** start MATERIAL TO PROCESS **

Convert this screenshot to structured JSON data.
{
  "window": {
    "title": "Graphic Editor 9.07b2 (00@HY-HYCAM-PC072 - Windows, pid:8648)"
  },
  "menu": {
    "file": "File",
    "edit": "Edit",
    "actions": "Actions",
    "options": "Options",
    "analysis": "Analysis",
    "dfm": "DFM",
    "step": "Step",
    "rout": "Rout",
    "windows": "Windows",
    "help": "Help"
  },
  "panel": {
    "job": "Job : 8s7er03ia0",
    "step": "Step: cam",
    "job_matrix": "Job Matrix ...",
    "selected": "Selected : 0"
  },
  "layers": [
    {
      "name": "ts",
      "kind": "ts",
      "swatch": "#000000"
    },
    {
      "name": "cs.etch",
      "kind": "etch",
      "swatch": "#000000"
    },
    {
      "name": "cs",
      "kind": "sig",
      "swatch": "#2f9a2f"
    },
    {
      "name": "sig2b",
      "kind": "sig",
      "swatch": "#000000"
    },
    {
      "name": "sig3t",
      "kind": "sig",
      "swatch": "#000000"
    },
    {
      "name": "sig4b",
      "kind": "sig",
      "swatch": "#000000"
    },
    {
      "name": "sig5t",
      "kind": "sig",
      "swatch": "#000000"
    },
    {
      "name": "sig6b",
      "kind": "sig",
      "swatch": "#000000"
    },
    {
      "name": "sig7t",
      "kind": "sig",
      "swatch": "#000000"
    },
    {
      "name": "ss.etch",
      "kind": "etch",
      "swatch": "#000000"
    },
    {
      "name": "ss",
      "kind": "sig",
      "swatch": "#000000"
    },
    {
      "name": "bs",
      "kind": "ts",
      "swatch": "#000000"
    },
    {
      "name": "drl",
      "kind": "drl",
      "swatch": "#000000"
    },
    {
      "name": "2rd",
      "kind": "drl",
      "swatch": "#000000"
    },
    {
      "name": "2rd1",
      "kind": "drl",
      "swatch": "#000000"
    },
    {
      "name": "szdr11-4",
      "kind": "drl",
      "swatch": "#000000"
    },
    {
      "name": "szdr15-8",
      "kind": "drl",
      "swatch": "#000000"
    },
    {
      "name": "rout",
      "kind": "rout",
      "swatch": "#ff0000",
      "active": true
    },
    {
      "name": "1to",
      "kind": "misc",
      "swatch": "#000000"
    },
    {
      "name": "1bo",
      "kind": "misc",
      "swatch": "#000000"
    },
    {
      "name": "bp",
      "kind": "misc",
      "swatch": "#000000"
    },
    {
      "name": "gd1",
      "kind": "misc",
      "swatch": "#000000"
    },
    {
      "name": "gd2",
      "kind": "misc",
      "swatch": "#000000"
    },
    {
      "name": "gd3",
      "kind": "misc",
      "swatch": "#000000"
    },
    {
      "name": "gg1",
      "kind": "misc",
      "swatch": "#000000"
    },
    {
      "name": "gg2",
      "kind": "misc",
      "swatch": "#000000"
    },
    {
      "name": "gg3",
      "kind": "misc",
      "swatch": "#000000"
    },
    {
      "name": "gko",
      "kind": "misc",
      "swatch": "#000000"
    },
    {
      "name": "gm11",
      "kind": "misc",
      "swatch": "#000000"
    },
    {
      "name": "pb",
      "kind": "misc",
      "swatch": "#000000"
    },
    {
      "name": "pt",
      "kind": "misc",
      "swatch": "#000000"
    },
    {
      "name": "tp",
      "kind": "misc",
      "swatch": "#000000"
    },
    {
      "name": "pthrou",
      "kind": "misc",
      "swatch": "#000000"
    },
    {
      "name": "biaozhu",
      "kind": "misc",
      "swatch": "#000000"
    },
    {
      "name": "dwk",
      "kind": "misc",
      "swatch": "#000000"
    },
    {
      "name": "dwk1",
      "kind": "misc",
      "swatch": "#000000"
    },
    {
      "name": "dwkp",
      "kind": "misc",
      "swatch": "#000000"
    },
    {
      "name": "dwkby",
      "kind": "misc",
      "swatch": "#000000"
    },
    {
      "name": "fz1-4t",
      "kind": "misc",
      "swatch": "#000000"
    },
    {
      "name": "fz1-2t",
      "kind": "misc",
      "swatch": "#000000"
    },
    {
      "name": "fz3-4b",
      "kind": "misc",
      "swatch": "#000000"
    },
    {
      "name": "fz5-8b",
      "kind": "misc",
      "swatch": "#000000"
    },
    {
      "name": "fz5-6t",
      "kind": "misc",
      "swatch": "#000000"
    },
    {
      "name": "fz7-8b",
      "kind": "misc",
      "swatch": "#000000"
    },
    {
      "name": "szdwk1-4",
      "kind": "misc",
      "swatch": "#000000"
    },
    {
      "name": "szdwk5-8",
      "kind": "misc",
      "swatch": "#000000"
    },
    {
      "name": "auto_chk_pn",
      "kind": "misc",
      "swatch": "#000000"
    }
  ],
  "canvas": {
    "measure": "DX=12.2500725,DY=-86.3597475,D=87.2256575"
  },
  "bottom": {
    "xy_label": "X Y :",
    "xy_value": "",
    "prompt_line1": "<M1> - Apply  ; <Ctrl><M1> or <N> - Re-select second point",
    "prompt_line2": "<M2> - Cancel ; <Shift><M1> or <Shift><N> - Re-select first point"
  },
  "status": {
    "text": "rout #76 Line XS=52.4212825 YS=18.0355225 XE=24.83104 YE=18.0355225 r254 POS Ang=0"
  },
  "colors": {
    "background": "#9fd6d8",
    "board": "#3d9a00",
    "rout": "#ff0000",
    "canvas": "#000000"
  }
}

** end MATERIAL TO PROCESS **

◆ **REQUIRED WORK**
Repeat every record, exactly as written.

◆ **RESULT OF THIS TASK**
Convert this screenshot to structured JSON data.
{
  "window": {
    "title": "Graphic Editor 9.07b2 (00@HY-HYCAM-PC072 - Windows, pid:8648)"
  },
  "menu": {
    "file": "File",
    "edit": "Edit",
    "actions": "Actions",
    "options": "Options",
    "analysis": "Analysis",
    "dfm": "DFM",
    "step": "Step",
    "rout": "Rout",
    "windows": "Windows",
    "help": "Help"
  },
  "panel": {
    "job": "Job : 8s7er03ia0",
    "step": "Step: cam",
    "job_matrix": "Job Matrix ...",
    "selected": "Selected : 0"
  },
  "layers": [
    {
      "name": "ts",
      "kind": "ts",
      "swatch": "#000000"
    },
    {
      "name": "cs.etch",
      "kind": "etch",
      "swatch": "#000000"
    },
    {
      "name": "cs",
      "kind": "sig",
      "swatch": "#2f9a2f"
    },
    {
      "name": "sig2b",
      "kind": "sig",
      "swatch": "#000000"
    },
    {
      "name": "sig3t",
      "kind": "sig",
      "swatch": "#000000"
    },
    {
      "name": "sig4b",
      "kind": "sig",
      "swatch": "#000000"
    },
    {
      "name": "sig5t",
      "kind": "sig",
      "swatch": "#000000"
    },
    {
      "name": "sig6b",
      "kind": "sig",
      "swatch": "#000000"
    },
    {
      "name": "sig7t",
      "kind": "sig",
      "swatch": "#000000"
    },
    {
      "name": "ss.etch",
      "kind": "etch",
      "swatch": "#000000"
    },
    {
      "name": "ss",
      "kind": "sig",
      "swatch": "#000000"
    },
    {
      "name": "bs",
      "kind": "ts",
      "swatch": "#000000"
    },
    {
      "name": "drl",
      "kind": "drl",
      "swatch": "#000000"
    },
    {
      "name": "2rd",
      "kind": "drl",
      "swatch": "#000000"
    },
    {
      "name": "2rd1",
      "kind": "drl",
      "swatch": "#000000"
    },
    {
      "name": "szdr11-4",
      "kind": "drl",
      "swatch": "#000000"
    },
    {
      "name": "szdr15-8",
      "kind": "drl",
      "swatch": "#000000"
    },
    {
      "name": "rout",
      "kind": "rout",
      "swatch": "#ff0000",
      "active": true
    },
    {
      "name": "1to",
      "kind": "misc",
      "swatch": "#000000"
    },
    {
      "name": "1bo",
      "kind": "misc",
      "swatch": "#000000"
    },
    {
      "name": "bp",
      "kind": "misc",
      "swatch": "#000000"
    },
    {
      "name": "gd1",
      "kind": "misc",
      "swatch": "#000000"
    },
    {
      "name": "gd2",
      "kind": "misc",
      "swatch": "#000000"
    },
    {
      "name": "gd3",
      "kind": "misc",
      "swatch": "#000000"
    },
    {
      "name": "gg1",
      "kind": "misc",
      "swatch": "#000000"
    },
    {
      "name": "gg2",
      "kind": "misc",
      "swatch": "#000000"
    },
    {
      "name": "gg3",
      "kind": "misc",
      "swatch": "#000000"
    },
    {
      "name": "gko",
      "kind": "misc",
      "swatch": "#000000"
    },
    {
      "name": "gm11",
      "kind": "misc",
      "swatch": "#000000"
    },
    {
      "name": "pb",
      "kind": "misc",
      "swatch": "#000000"
    },
    {
      "name": "pt",
      "kind": "misc",
      "swatch": "#000000"
    },
    {
      "name": "tp",
      "kind": "misc",
      "swatch": "#000000"
    },
    {
      "name": "pthrou",
      "kind": "misc",
      "swatch": "#000000"
    },
    {
      "name": "biaozhu",
      "kind": "misc",
      "swatch": "#000000"
    },
    {
      "name": "dwk",
      "kind": "misc",
      "swatch": "#000000"
    },
    {
      "name": "dwk1",
      "kind": "misc",
      "swatch": "#000000"
    },
    {
      "name": "dwkp",
      "kind": "misc",
      "swatch": "#000000"
    },
    {
      "name": "dwkby",
      "kind": "misc",
      "swatch": "#000000"
    },
    {
      "name": "fz1-4t",
      "kind": "misc",
      "swatch": "#000000"
    },
    {
      "name": "fz1-2t",
      "kind": "misc",
      "swatch": "#000000"
    },
    {
      "name": "fz3-4b",
      "kind": "misc",
      "swatch": "#000000"
    },
    {
      "name": "fz5-8b",
      "kind": "misc",
      "swatch": "#000000"
    },
    {
      "name": "fz5-6t",
      "kind": "misc",
      "swatch": "#000000"
    },
    {
      "name": "fz7-8b",
      "kind": "misc",
      "swatch": "#000000"
    },
    {
      "name": "szdwk1-4",
      "kind": "misc",
      "swatch": "#000000"
    },
    {
      "name": "szdwk5-8",
      "kind": "misc",
      "swatch": "#000000"
    },
    {
      "name": "auto_chk_pn",
      "kind": "misc",
      "swatch": "#000000"
    }
  ],
  "canvas": {
    "measure": "DX=12.2500725,DY=-86.3597475,D=87.2256575"
  },
  "bottom": {
    "xy_label": "X Y :",
    "xy_value": "",
    "prompt_line1": "<M1> - Apply  ; <Ctrl><M1> or <N> - Re-select second point",
    "prompt_line2": "<M2> - Cancel ; <Shift><M1> or <Shift><N> - Re-select first point"
  },
  "status": {
    "text": "rout #76 Line XS=52.4212825 YS=18.0355225 XE=24.83104 YE=18.0355225 r254 POS Ang=0"
  },
  "colors": {
    "background": "#9fd6d8",
    "board": "#3d9a00",
    "rout": "#ff0000",
    "canvas": "#000000"
  }
}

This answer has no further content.